WORK TO DO: Please write the listing below out again exactly, leaving every picture behind.

Recorded data:
○ ○ ○ ○

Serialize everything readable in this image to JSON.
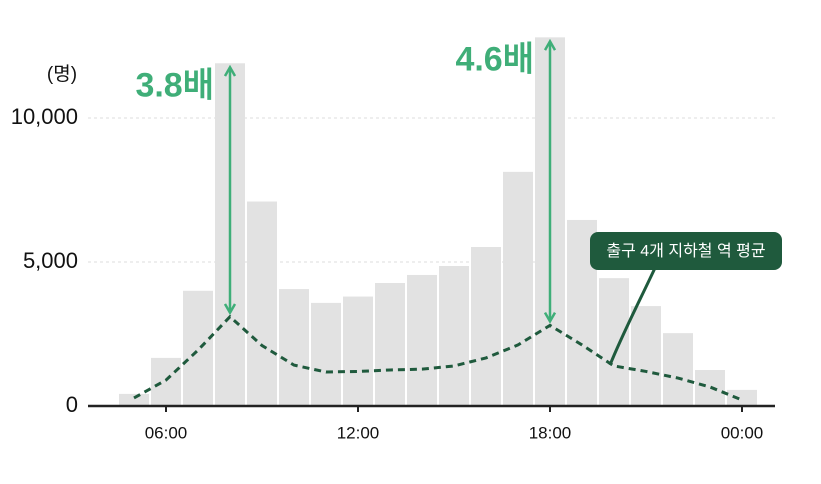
{
  "chart_data": {
    "type": "bar",
    "unit_label": "(명)",
    "categories": [
      null,
      "06:00",
      null,
      null,
      null,
      null,
      null,
      "12:00",
      null,
      null,
      null,
      null,
      null,
      "18:00",
      null,
      null,
      null,
      null,
      null,
      "00:00"
    ],
    "values": [
      420,
      1670,
      4000,
      11900,
      7100,
      4060,
      3580,
      3800,
      4270,
      4550,
      4860,
      5520,
      8130,
      12800,
      6460,
      4440,
      3470,
      2530,
      1250,
      560
    ],
    "color": "#e2e2e2",
    "line": {
      "label": "출구 4개 지하철 역 평균",
      "color": "#1f5a3d",
      "values": [
        280,
        900,
        1940,
        3100,
        2100,
        1420,
        1180,
        1200,
        1250,
        1280,
        1390,
        1670,
        2120,
        2800,
        2120,
        1390,
        1200,
        970,
        660,
        210
      ]
    },
    "annotations": [
      {
        "text": "3.8배"
      },
      {
        "text": "4.6배"
      }
    ],
    "annotation_color": "#3fae78",
    "ylim": [
      0,
      13000
    ],
    "yticks": [
      0,
      {
        "value": 5000,
        "label": "5,000"
      },
      {
        "value": 10000,
        "label": "10,000"
      }
    ],
    "grid": true
  }
}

○ ○ ○ ○

EXPECTED OUTPUT:
Serialize everything readable in this image to JSON.
{
  "chart_data": {
    "type": "bar",
    "unit_label": "(명)",
    "categories": [
      null,
      "06:00",
      null,
      null,
      null,
      null,
      null,
      "12:00",
      null,
      null,
      null,
      null,
      null,
      "18:00",
      null,
      null,
      null,
      null,
      null,
      "00:00"
    ],
    "values": [
      420,
      1670,
      4000,
      11900,
      7100,
      4060,
      3580,
      3800,
      4270,
      4550,
      4860,
      5520,
      8130,
      12800,
      6460,
      4440,
      3470,
      2530,
      1250,
      560
    ],
    "color": "#e2e2e2",
    "line": {
      "label": "출구 4개 지하철 역 평균",
      "color": "#1f5a3d",
      "values": [
        280,
        900,
        1940,
        3100,
        2100,
        1420,
        1180,
        1200,
        1250,
        1280,
        1390,
        1670,
        2120,
        2800,
        2120,
        1390,
        1200,
        970,
        660,
        210
      ]
    },
    "annotations": [
      {
        "text": "3.8배"
      },
      {
        "text": "4.6배"
      }
    ],
    "annotation_color": "#3fae78",
    "ylim": [
      0,
      13000
    ],
    "yticks": [
      0,
      {
        "value": 5000,
        "label": "5,000"
      },
      {
        "value": 10000,
        "label": "10,000"
      }
    ],
    "grid": true
  }
}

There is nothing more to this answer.